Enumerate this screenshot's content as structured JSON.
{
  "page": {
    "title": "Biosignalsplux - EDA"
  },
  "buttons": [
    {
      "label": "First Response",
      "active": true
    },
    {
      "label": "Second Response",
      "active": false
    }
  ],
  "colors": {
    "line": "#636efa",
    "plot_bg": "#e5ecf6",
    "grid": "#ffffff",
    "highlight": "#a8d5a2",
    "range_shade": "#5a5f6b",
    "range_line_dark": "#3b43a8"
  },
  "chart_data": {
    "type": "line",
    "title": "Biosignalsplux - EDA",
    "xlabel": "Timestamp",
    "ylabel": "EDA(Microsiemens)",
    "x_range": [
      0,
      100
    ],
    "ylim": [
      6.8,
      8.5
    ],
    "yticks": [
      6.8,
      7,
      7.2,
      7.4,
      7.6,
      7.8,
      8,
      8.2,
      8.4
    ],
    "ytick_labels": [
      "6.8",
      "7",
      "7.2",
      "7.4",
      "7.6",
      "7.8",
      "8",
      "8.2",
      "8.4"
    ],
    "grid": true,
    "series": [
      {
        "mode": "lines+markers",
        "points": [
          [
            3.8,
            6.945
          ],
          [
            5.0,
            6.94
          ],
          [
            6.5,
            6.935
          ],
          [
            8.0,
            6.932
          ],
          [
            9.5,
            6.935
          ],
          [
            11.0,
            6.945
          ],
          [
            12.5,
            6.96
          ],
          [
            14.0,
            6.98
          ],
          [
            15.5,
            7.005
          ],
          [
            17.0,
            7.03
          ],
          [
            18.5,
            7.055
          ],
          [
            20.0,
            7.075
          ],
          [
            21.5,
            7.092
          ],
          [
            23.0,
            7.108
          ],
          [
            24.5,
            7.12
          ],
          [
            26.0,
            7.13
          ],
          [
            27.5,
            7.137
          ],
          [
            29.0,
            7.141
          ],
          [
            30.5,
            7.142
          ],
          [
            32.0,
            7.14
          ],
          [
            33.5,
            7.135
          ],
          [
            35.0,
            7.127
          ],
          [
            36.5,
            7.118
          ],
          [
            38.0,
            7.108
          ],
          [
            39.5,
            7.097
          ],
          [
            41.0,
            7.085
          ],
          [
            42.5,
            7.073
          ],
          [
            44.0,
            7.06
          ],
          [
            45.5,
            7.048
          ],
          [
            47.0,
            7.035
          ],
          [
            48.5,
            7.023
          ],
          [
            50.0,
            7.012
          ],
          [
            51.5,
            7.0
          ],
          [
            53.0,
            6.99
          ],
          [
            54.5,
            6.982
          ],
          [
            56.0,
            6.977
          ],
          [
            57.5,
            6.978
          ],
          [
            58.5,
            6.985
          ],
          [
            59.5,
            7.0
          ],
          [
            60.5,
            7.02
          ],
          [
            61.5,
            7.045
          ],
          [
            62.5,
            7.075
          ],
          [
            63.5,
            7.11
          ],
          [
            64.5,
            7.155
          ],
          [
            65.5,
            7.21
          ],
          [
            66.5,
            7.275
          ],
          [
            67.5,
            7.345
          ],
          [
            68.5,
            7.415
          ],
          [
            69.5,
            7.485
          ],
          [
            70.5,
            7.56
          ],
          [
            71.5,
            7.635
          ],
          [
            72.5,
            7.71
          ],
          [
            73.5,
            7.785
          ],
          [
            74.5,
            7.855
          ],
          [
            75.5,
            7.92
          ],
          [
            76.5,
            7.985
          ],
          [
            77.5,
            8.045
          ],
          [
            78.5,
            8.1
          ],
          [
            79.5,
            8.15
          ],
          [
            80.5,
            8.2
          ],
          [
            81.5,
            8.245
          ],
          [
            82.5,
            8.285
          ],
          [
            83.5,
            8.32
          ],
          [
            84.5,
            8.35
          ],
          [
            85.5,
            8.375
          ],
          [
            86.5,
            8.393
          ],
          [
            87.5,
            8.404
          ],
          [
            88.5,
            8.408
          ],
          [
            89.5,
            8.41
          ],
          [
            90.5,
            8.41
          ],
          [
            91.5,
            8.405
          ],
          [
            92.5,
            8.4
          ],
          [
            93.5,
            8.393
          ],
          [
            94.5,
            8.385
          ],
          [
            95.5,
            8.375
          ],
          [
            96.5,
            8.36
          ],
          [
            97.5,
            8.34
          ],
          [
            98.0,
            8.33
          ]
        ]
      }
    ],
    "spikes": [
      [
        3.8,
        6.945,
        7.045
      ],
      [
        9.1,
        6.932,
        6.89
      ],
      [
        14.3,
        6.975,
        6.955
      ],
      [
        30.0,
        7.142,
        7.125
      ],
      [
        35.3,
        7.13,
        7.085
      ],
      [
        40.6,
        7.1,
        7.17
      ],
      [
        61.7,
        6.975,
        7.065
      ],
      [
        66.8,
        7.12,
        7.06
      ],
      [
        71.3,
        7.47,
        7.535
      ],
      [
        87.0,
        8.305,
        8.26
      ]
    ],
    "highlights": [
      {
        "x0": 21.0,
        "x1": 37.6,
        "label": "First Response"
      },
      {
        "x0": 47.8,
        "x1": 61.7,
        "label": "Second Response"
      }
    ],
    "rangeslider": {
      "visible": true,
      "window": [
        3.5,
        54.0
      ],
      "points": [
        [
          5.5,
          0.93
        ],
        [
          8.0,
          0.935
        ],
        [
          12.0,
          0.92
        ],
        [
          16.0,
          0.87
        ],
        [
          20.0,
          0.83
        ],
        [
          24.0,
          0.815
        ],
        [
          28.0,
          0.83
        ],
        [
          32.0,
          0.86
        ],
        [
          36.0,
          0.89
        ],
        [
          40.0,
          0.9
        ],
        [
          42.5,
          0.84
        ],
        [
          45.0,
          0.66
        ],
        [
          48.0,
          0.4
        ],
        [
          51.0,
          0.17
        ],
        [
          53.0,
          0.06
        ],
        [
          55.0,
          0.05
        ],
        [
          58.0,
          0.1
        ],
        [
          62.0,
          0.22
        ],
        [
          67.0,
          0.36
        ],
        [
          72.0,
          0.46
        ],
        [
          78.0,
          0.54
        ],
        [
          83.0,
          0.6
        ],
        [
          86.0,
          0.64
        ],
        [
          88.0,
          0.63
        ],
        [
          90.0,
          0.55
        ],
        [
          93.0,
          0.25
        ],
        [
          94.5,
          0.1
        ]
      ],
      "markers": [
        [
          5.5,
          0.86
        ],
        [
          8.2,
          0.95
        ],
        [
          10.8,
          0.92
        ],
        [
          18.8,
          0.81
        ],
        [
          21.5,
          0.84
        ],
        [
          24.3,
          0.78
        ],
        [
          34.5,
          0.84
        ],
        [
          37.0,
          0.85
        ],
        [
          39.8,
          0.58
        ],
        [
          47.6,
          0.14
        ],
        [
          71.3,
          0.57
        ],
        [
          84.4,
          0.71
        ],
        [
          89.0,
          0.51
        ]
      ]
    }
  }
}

▶ _SET TASK_
From the records above, extract everything verbatim.

▶ _TASK ANSWER_
Enumerate this screenshot's content as structured JSON.
{
  "page": {
    "title": "Biosignalsplux - EDA"
  },
  "buttons": [
    {
      "label": "First Response",
      "active": true
    },
    {
      "label": "Second Response",
      "active": false
    }
  ],
  "colors": {
    "line": "#636efa",
    "plot_bg": "#e5ecf6",
    "grid": "#ffffff",
    "highlight": "#a8d5a2",
    "range_shade": "#5a5f6b",
    "range_line_dark": "#3b43a8"
  },
  "chart_data": {
    "type": "line",
    "title": "Biosignalsplux - EDA",
    "xlabel": "Timestamp",
    "ylabel": "EDA(Microsiemens)",
    "x_range": [
      0,
      100
    ],
    "ylim": [
      6.8,
      8.5
    ],
    "yticks": [
      6.8,
      7,
      7.2,
      7.4,
      7.6,
      7.8,
      8,
      8.2,
      8.4
    ],
    "ytick_labels": [
      "6.8",
      "7",
      "7.2",
      "7.4",
      "7.6",
      "7.8",
      "8",
      "8.2",
      "8.4"
    ],
    "grid": true,
    "series": [
      {
        "mode": "lines+markers",
        "points": [
          [
            3.8,
            6.945
          ],
          [
            5.0,
            6.94
          ],
          [
            6.5,
            6.935
          ],
          [
            8.0,
            6.932
          ],
          [
            9.5,
            6.935
          ],
          [
            11.0,
            6.945
          ],
          [
            12.5,
            6.96
          ],
          [
            14.0,
            6.98
          ],
          [
            15.5,
            7.005
          ],
          [
            17.0,
            7.03
          ],
          [
            18.5,
            7.055
          ],
          [
            20.0,
            7.075
          ],
          [
            21.5,
            7.092
          ],
          [
            23.0,
            7.108
          ],
          [
            24.5,
            7.12
          ],
          [
            26.0,
            7.13
          ],
          [
            27.5,
            7.137
          ],
          [
            29.0,
            7.141
          ],
          [
            30.5,
            7.142
          ],
          [
            32.0,
            7.14
          ],
          [
            33.5,
            7.135
          ],
          [
            35.0,
            7.127
          ],
          [
            36.5,
            7.118
          ],
          [
            38.0,
            7.108
          ],
          [
            39.5,
            7.097
          ],
          [
            41.0,
            7.085
          ],
          [
            42.5,
            7.073
          ],
          [
            44.0,
            7.06
          ],
          [
            45.5,
            7.048
          ],
          [
            47.0,
            7.035
          ],
          [
            48.5,
            7.023
          ],
          [
            50.0,
            7.012
          ],
          [
            51.5,
            7.0
          ],
          [
            53.0,
            6.99
          ],
          [
            54.5,
            6.982
          ],
          [
            56.0,
            6.977
          ],
          [
            57.5,
            6.978
          ],
          [
            58.5,
            6.985
          ],
          [
            59.5,
            7.0
          ],
          [
            60.5,
            7.02
          ],
          [
            61.5,
            7.045
          ],
          [
            62.5,
            7.075
          ],
          [
            63.5,
            7.11
          ],
          [
            64.5,
            7.155
          ],
          [
            65.5,
            7.21
          ],
          [
            66.5,
            7.275
          ],
          [
            67.5,
            7.345
          ],
          [
            68.5,
            7.415
          ],
          [
            69.5,
            7.485
          ],
          [
            70.5,
            7.56
          ],
          [
            71.5,
            7.635
          ],
          [
            72.5,
            7.71
          ],
          [
            73.5,
            7.785
          ],
          [
            74.5,
            7.855
          ],
          [
            75.5,
            7.92
          ],
          [
            76.5,
            7.985
          ],
          [
            77.5,
            8.045
          ],
          [
            78.5,
            8.1
          ],
          [
            79.5,
            8.15
          ],
          [
            80.5,
            8.2
          ],
          [
            81.5,
            8.245
          ],
          [
            82.5,
            8.285
          ],
          [
            83.5,
            8.32
          ],
          [
            84.5,
            8.35
          ],
          [
            85.5,
            8.375
          ],
          [
            86.5,
            8.393
          ],
          [
            87.5,
            8.404
          ],
          [
            88.5,
            8.408
          ],
          [
            89.5,
            8.41
          ],
          [
            90.5,
            8.41
          ],
          [
            91.5,
            8.405
          ],
          [
            92.5,
            8.4
          ],
          [
            93.5,
            8.393
          ],
          [
            94.5,
            8.385
          ],
          [
            95.5,
            8.375
          ],
          [
            96.5,
            8.36
          ],
          [
            97.5,
            8.34
          ],
          [
            98.0,
            8.33
          ]
        ]
      }
    ],
    "spikes": [
      [
        3.8,
        6.945,
        7.045
      ],
      [
        9.1,
        6.932,
        6.89
      ],
      [
        14.3,
        6.975,
        6.955
      ],
      [
        30.0,
        7.142,
        7.125
      ],
      [
        35.3,
        7.13,
        7.085
      ],
      [
        40.6,
        7.1,
        7.17
      ],
      [
        61.7,
        6.975,
        7.065
      ],
      [
        66.8,
        7.12,
        7.06
      ],
      [
        71.3,
        7.47,
        7.535
      ],
      [
        87.0,
        8.305,
        8.26
      ]
    ],
    "highlights": [
      {
        "x0": 21.0,
        "x1": 37.6,
        "label": "First Response"
      },
      {
        "x0": 47.8,
        "x1": 61.7,
        "label": "Second Response"
      }
    ],
    "rangeslider": {
      "visible": true,
      "window": [
        3.5,
        54.0
      ],
      "points": [
        [
          5.5,
          0.93
        ],
        [
          8.0,
          0.935
        ],
        [
          12.0,
          0.92
        ],
        [
          16.0,
          0.87
        ],
        [
          20.0,
          0.83
        ],
        [
          24.0,
          0.815
        ],
        [
          28.0,
          0.83
        ],
        [
          32.0,
          0.86
        ],
        [
          36.0,
          0.89
        ],
        [
          40.0,
          0.9
        ],
        [
          42.5,
          0.84
        ],
        [
          45.0,
          0.66
        ],
        [
          48.0,
          0.4
        ],
        [
          51.0,
          0.17
        ],
        [
          53.0,
          0.06
        ],
        [
          55.0,
          0.05
        ],
        [
          58.0,
          0.1
        ],
        [
          62.0,
          0.22
        ],
        [
          67.0,
          0.36
        ],
        [
          72.0,
          0.46
        ],
        [
          78.0,
          0.54
        ],
        [
          83.0,
          0.6
        ],
        [
          86.0,
          0.64
        ],
        [
          88.0,
          0.63
        ],
        [
          90.0,
          0.55
        ],
        [
          93.0,
          0.25
        ],
        [
          94.5,
          0.1
        ]
      ],
      "markers": [
        [
          5.5,
          0.86
        ],
        [
          8.2,
          0.95
        ],
        [
          10.8,
          0.92
        ],
        [
          18.8,
          0.81
        ],
        [
          21.5,
          0.84
        ],
        [
          24.3,
          0.78
        ],
        [
          34.5,
          0.84
        ],
        [
          37.0,
          0.85
        ],
        [
          39.8,
          0.58
        ],
        [
          47.6,
          0.14
        ],
        [
          71.3,
          0.57
        ],
        [
          84.4,
          0.71
        ],
        [
          89.0,
          0.51
        ]
      ]
    }
  }
}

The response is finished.